(Saved entries)
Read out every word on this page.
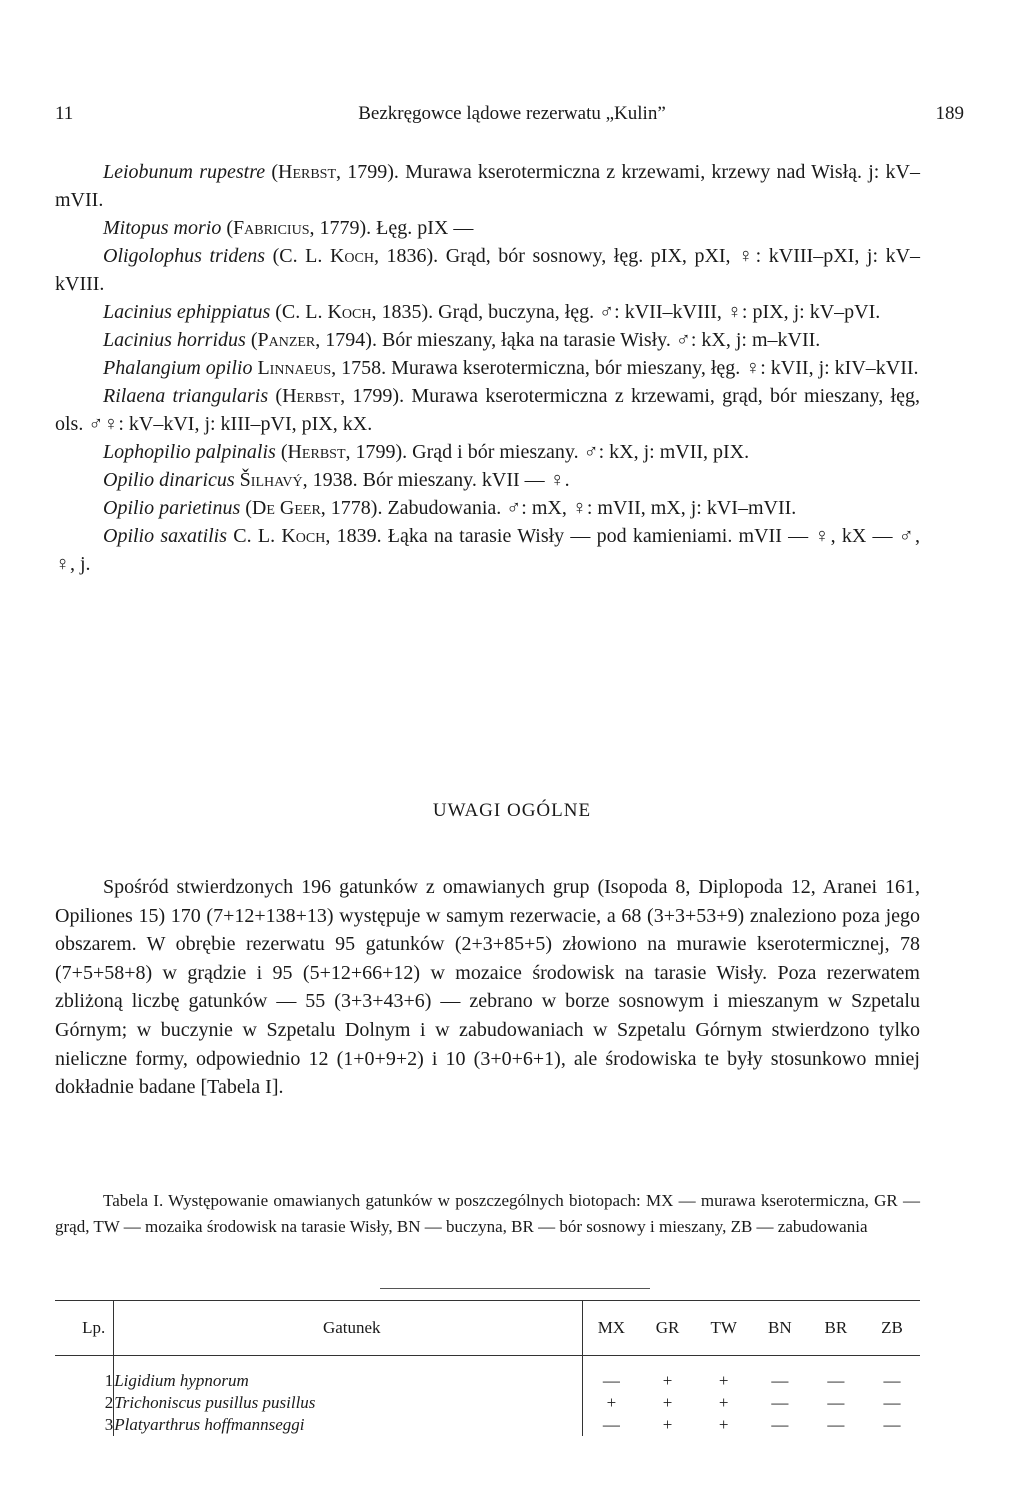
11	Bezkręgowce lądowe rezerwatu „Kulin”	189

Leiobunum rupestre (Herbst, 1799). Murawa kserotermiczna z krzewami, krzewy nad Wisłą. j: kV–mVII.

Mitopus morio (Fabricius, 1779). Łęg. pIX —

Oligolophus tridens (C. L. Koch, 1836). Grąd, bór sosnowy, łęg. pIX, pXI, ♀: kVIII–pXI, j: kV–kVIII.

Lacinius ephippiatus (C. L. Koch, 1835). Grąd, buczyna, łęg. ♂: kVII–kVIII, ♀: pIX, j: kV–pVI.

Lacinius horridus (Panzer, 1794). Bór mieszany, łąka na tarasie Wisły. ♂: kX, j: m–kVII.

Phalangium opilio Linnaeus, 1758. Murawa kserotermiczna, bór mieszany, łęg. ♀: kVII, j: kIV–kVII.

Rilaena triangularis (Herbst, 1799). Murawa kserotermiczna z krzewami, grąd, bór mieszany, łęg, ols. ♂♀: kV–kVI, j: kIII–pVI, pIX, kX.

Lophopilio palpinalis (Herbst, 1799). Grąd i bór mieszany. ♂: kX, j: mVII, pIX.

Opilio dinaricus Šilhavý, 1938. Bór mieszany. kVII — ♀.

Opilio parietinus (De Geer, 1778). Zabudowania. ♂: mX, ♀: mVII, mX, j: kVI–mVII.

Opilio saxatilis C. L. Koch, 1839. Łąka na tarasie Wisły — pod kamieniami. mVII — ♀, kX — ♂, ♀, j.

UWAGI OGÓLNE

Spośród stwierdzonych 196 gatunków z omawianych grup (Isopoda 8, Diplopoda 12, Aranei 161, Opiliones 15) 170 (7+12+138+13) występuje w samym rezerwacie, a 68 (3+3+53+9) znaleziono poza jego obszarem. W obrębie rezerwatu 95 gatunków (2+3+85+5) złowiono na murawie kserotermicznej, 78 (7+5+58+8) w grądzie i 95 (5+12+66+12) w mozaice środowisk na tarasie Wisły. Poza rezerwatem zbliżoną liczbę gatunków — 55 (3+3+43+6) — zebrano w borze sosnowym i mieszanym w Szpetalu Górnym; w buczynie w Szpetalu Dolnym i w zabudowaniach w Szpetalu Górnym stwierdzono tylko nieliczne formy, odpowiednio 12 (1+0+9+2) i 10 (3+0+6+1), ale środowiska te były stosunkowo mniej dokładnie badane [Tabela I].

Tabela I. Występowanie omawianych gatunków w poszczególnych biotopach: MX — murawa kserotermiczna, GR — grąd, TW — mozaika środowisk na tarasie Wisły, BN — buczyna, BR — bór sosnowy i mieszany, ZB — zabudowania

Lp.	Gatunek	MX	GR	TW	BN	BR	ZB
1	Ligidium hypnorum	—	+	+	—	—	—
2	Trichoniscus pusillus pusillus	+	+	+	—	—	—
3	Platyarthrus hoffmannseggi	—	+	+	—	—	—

DIRECTIONS FOR THIS TASK: Scan the records above for the string "Koch", then report every line that contains it.

WRITTEN ANSWER:
Oligolophus tridens (C. L. Koch, 1836). Grąd, bór sosnowy, łęg. pIX, pXI, ♀: kVIII–pXI, j: kV–kVIII.
Lacinius ephippiatus (C. L. Koch, 1835). Grąd, buczyna, łęg. ♂: kVII–kVIII, ♀: pIX, j: kV–pVI.
Opilio saxatilis C. L. Koch, 1839. Łąka na tarasie Wisły — pod kamieniami. mVII — ♀, kX — ♂, ♀, j.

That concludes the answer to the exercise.